» **What is asked**
Reproduce the records word for word, from their beginning through the line that contains "The rotor shaft 2 is at (445, 207).", both ends included. Leave the pictures out of your answer.

» **Records supplied**
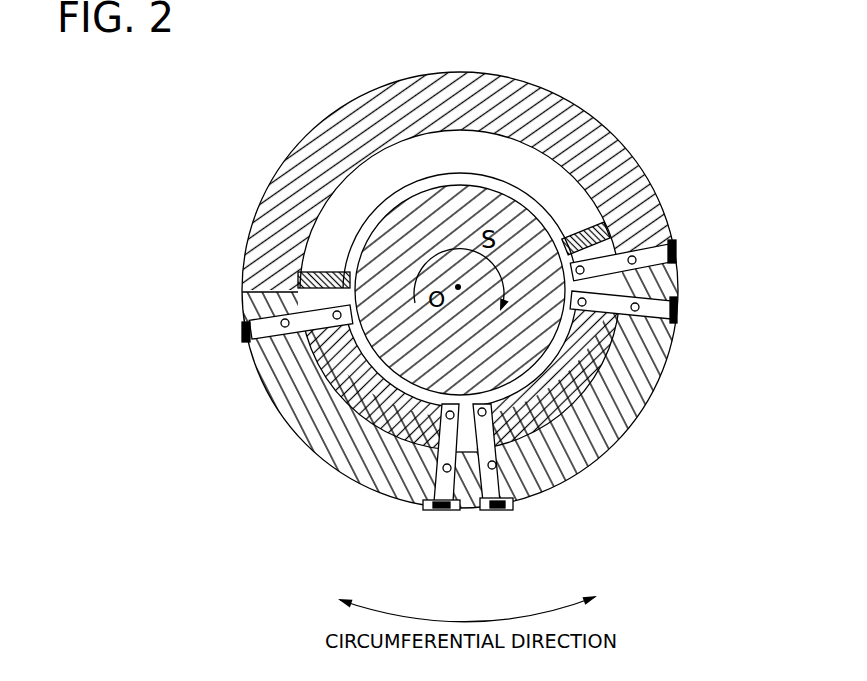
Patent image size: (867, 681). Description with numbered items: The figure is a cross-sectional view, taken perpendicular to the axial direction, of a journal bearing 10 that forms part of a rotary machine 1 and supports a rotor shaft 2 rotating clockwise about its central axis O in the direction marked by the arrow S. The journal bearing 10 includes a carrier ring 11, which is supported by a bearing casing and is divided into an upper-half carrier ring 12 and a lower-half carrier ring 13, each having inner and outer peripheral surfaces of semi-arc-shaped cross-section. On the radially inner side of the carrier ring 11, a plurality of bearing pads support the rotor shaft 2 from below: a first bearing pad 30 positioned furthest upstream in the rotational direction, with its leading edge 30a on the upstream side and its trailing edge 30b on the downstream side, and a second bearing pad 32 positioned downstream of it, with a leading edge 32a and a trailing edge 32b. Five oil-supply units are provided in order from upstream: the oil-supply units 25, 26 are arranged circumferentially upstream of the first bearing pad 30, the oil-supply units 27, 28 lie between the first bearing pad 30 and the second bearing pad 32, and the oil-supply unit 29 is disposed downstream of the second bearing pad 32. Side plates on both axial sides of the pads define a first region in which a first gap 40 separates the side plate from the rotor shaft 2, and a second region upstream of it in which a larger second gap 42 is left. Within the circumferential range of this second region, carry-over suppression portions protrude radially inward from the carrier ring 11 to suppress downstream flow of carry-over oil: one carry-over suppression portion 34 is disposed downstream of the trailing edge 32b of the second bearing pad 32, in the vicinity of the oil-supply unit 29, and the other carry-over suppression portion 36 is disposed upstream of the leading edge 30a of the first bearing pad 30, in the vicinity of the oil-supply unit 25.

The rotary machine 1 is at (783, 62).
The rotor shaft 2 is at (445, 207).
The journal bearing 10 is at (620, 103).
The carrier ring 11 is at (399, 315).
The upper-half carrier ring 12 is at (283, 180).
The lower-half carrier ring 13 is at (298, 425).
The oil-supply unit 25 is at (678, 258).
The oil-supply unit 26 is at (678, 307).
The oil-supply unit 27 is at (502, 507).
The oil-supply unit 28 is at (445, 507).
The oil-supply unit 29 is at (243, 333).
The first bearing pad 30 is at (611, 423).
The leading edge 30a is at (643, 337).
The trailing edge 30b is at (535, 497).
The second bearing pad 32 is at (319, 431).
The leading edge 32a is at (433, 477).
The trailing edge 32b is at (300, 333).
The carry-over suppression portion 34 is at (305, 268).
The carry-over suppression portion 36 is at (618, 200).
The first gap 40 is at (623, 398).
The second gap 42 is at (497, 185).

» **Final answer**
Patent image size: (867, 681). Description with numbered items: The figure is a cross-sectional view, taken perpendicular to the axial direction, of a journal bearing 10 that forms part of a rotary machine 1 and supports a rotor shaft 2 rotating clockwise about its central axis O in the direction marked by the arrow S. The journal bearing 10 includes a carrier ring 11, which is supported by a bearing casing and is divided into an upper-half carrier ring 12 and a lower-half carrier ring 13, each having inner and outer peripheral surfaces of semi-arc-shaped cross-section. On the radially inner side of the carrier ring 11, a plurality of bearing pads support the rotor shaft 2 from below: a first bearing pad 30 positioned furthest upstream in the rotational direction, with its leading edge 30a on the upstream side and its trailing edge 30b on the downstream side, and a second bearing pad 32 positioned downstream of it, with a leading edge 32a and a trailing edge 32b. Five oil-supply units are provided in order from upstream: the oil-supply units 25, 26 are arranged circumferentially upstream of the first bearing pad 30, the oil-supply units 27, 28 lie between the first bearing pad 30 and the second bearing pad 32, and the oil-supply unit 29 is disposed downstream of the second bearing pad 32. Side plates on both axial sides of the pads define a first region in which a first gap 40 separates the side plate from the rotor shaft 2, and a second region upstream of it in which a larger second gap 42 is left. Within the circumferential range of this second region, carry-over suppression portions protrude radially inward from the carrier ring 11 to suppress downstream flow of carry-over oil: one carry-over suppression portion 34 is disposed downstream of the trailing edge 32b of the second bearing pad 32, in the vicinity of the oil-supply unit 29, and the other carry-over suppression portion 36 is disposed upstream of the leading edge 30a of the first bearing pad 30, in the vicinity of the oil-supply unit 25.

The rotary machine 1 is at (783, 62).
The rotor shaft 2 is at (445, 207).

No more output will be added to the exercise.